• Your goal: All of the material should be reproduced exactly, with pictures left out.

* * * * * * * * *

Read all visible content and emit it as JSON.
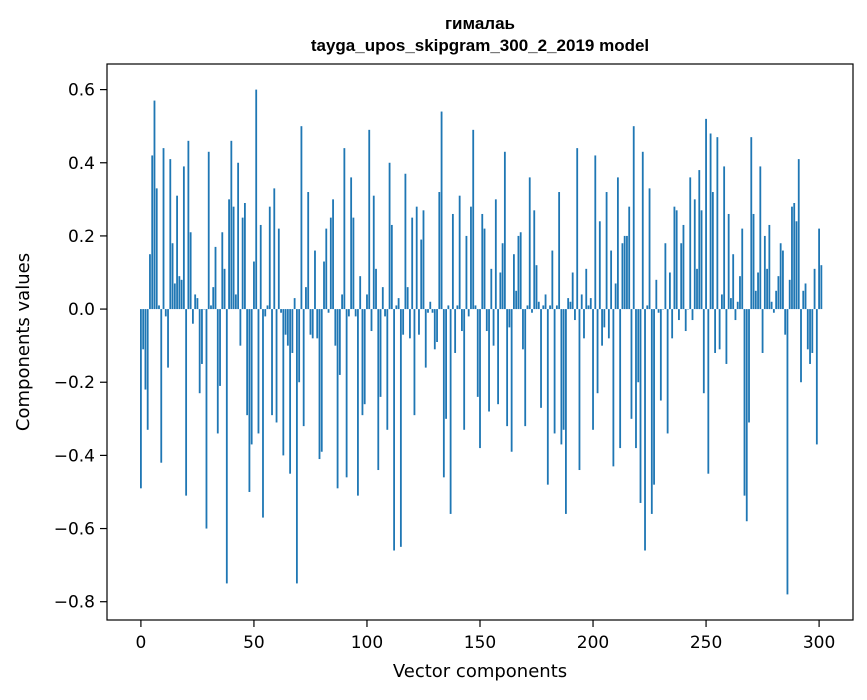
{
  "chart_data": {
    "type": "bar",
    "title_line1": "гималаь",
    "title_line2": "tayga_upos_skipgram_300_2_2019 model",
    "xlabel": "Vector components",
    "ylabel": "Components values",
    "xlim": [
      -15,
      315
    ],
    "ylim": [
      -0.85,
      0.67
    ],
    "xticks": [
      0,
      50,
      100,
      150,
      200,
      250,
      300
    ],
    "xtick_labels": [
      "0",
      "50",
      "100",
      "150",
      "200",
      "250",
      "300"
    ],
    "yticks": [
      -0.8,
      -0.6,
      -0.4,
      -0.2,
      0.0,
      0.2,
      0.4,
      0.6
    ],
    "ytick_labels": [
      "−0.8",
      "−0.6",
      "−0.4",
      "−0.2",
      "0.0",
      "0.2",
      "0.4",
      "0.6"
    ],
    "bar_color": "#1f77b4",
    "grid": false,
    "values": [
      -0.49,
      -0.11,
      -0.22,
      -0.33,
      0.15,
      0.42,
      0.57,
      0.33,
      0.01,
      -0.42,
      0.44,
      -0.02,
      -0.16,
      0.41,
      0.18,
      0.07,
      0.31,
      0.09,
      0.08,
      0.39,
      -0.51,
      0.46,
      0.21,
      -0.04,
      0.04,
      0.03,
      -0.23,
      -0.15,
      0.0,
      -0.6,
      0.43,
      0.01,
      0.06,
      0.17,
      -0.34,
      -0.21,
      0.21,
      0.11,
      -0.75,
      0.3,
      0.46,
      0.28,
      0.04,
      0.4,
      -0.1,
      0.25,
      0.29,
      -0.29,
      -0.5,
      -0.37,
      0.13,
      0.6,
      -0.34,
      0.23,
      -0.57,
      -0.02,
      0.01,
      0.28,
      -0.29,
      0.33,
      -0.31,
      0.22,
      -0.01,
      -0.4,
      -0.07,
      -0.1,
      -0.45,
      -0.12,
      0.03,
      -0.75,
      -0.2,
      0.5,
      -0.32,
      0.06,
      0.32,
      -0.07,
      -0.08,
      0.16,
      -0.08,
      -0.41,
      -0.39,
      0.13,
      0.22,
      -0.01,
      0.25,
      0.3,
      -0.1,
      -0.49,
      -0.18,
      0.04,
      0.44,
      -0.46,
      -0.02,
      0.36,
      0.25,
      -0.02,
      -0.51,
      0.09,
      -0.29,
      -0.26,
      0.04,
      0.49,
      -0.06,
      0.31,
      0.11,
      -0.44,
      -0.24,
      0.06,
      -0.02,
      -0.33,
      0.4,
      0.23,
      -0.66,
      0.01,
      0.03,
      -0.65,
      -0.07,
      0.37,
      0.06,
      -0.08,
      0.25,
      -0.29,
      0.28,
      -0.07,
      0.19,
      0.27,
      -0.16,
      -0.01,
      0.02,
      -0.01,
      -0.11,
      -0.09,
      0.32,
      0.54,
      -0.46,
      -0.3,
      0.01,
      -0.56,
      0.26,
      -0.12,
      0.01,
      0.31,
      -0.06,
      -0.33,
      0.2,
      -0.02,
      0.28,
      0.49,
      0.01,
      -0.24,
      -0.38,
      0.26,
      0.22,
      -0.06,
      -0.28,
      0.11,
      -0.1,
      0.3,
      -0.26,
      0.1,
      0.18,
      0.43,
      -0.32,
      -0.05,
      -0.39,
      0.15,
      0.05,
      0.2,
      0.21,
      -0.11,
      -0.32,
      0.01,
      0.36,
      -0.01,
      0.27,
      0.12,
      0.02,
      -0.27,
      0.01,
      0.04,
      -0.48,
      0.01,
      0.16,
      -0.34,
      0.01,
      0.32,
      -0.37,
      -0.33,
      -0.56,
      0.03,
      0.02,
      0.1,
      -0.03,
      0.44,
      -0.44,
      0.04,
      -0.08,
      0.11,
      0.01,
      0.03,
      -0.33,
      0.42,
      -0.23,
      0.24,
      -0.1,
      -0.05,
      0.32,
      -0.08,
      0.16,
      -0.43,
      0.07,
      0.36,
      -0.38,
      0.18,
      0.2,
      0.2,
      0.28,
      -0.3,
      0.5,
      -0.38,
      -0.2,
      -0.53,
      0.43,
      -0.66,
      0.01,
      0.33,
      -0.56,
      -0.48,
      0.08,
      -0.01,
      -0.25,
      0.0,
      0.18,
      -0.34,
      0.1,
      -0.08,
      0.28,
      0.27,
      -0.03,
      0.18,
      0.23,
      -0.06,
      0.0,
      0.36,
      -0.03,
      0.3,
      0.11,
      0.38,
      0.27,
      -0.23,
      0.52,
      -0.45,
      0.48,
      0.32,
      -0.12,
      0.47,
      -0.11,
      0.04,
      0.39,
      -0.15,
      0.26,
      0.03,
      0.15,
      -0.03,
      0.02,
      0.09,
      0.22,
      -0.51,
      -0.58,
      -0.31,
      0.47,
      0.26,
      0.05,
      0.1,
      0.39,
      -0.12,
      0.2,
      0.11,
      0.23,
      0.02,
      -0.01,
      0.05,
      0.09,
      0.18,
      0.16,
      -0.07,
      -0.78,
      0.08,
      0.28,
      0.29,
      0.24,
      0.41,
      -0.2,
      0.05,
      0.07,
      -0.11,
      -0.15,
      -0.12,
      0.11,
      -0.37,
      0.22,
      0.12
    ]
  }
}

* * * * * * * * *

• Response to this exercise:
Read all visible content and emit it as JSON.
{
  "chart_data": {
    "type": "bar",
    "title_line1": "гималаь",
    "title_line2": "tayga_upos_skipgram_300_2_2019 model",
    "xlabel": "Vector components",
    "ylabel": "Components values",
    "xlim": [
      -15,
      315
    ],
    "ylim": [
      -0.85,
      0.67
    ],
    "xticks": [
      0,
      50,
      100,
      150,
      200,
      250,
      300
    ],
    "xtick_labels": [
      "0",
      "50",
      "100",
      "150",
      "200",
      "250",
      "300"
    ],
    "yticks": [
      -0.8,
      -0.6,
      -0.4,
      -0.2,
      0.0,
      0.2,
      0.4,
      0.6
    ],
    "ytick_labels": [
      "−0.8",
      "−0.6",
      "−0.4",
      "−0.2",
      "0.0",
      "0.2",
      "0.4",
      "0.6"
    ],
    "bar_color": "#1f77b4",
    "grid": false,
    "values": [
      -0.49,
      -0.11,
      -0.22,
      -0.33,
      0.15,
      0.42,
      0.57,
      0.33,
      0.01,
      -0.42,
      0.44,
      -0.02,
      -0.16,
      0.41,
      0.18,
      0.07,
      0.31,
      0.09,
      0.08,
      0.39,
      -0.51,
      0.46,
      0.21,
      -0.04,
      0.04,
      0.03,
      -0.23,
      -0.15,
      0.0,
      -0.6,
      0.43,
      0.01,
      0.06,
      0.17,
      -0.34,
      -0.21,
      0.21,
      0.11,
      -0.75,
      0.3,
      0.46,
      0.28,
      0.04,
      0.4,
      -0.1,
      0.25,
      0.29,
      -0.29,
      -0.5,
      -0.37,
      0.13,
      0.6,
      -0.34,
      0.23,
      -0.57,
      -0.02,
      0.01,
      0.28,
      -0.29,
      0.33,
      -0.31,
      0.22,
      -0.01,
      -0.4,
      -0.07,
      -0.1,
      -0.45,
      -0.12,
      0.03,
      -0.75,
      -0.2,
      0.5,
      -0.32,
      0.06,
      0.32,
      -0.07,
      -0.08,
      0.16,
      -0.08,
      -0.41,
      -0.39,
      0.13,
      0.22,
      -0.01,
      0.25,
      0.3,
      -0.1,
      -0.49,
      -0.18,
      0.04,
      0.44,
      -0.46,
      -0.02,
      0.36,
      0.25,
      -0.02,
      -0.51,
      0.09,
      -0.29,
      -0.26,
      0.04,
      0.49,
      -0.06,
      0.31,
      0.11,
      -0.44,
      -0.24,
      0.06,
      -0.02,
      -0.33,
      0.4,
      0.23,
      -0.66,
      0.01,
      0.03,
      -0.65,
      -0.07,
      0.37,
      0.06,
      -0.08,
      0.25,
      -0.29,
      0.28,
      -0.07,
      0.19,
      0.27,
      -0.16,
      -0.01,
      0.02,
      -0.01,
      -0.11,
      -0.09,
      0.32,
      0.54,
      -0.46,
      -0.3,
      0.01,
      -0.56,
      0.26,
      -0.12,
      0.01,
      0.31,
      -0.06,
      -0.33,
      0.2,
      -0.02,
      0.28,
      0.49,
      0.01,
      -0.24,
      -0.38,
      0.26,
      0.22,
      -0.06,
      -0.28,
      0.11,
      -0.1,
      0.3,
      -0.26,
      0.1,
      0.18,
      0.43,
      -0.32,
      -0.05,
      -0.39,
      0.15,
      0.05,
      0.2,
      0.21,
      -0.11,
      -0.32,
      0.01,
      0.36,
      -0.01,
      0.27,
      0.12,
      0.02,
      -0.27,
      0.01,
      0.04,
      -0.48,
      0.01,
      0.16,
      -0.34,
      0.01,
      0.32,
      -0.37,
      -0.33,
      -0.56,
      0.03,
      0.02,
      0.1,
      -0.03,
      0.44,
      -0.44,
      0.04,
      -0.08,
      0.11,
      0.01,
      0.03,
      -0.33,
      0.42,
      -0.23,
      0.24,
      -0.1,
      -0.05,
      0.32,
      -0.08,
      0.16,
      -0.43,
      0.07,
      0.36,
      -0.38,
      0.18,
      0.2,
      0.2,
      0.28,
      -0.3,
      0.5,
      -0.38,
      -0.2,
      -0.53,
      0.43,
      -0.66,
      0.01,
      0.33,
      -0.56,
      -0.48,
      0.08,
      -0.01,
      -0.25,
      0.0,
      0.18,
      -0.34,
      0.1,
      -0.08,
      0.28,
      0.27,
      -0.03,
      0.18,
      0.23,
      -0.06,
      0.0,
      0.36,
      -0.03,
      0.3,
      0.11,
      0.38,
      0.27,
      -0.23,
      0.52,
      -0.45,
      0.48,
      0.32,
      -0.12,
      0.47,
      -0.11,
      0.04,
      0.39,
      -0.15,
      0.26,
      0.03,
      0.15,
      -0.03,
      0.02,
      0.09,
      0.22,
      -0.51,
      -0.58,
      -0.31,
      0.47,
      0.26,
      0.05,
      0.1,
      0.39,
      -0.12,
      0.2,
      0.11,
      0.23,
      0.02,
      -0.01,
      0.05,
      0.09,
      0.18,
      0.16,
      -0.07,
      -0.78,
      0.08,
      0.28,
      0.29,
      0.24,
      0.41,
      -0.2,
      0.05,
      0.07,
      -0.11,
      -0.15,
      -0.12,
      0.11,
      -0.37,
      0.22,
      0.12
    ]
  }
}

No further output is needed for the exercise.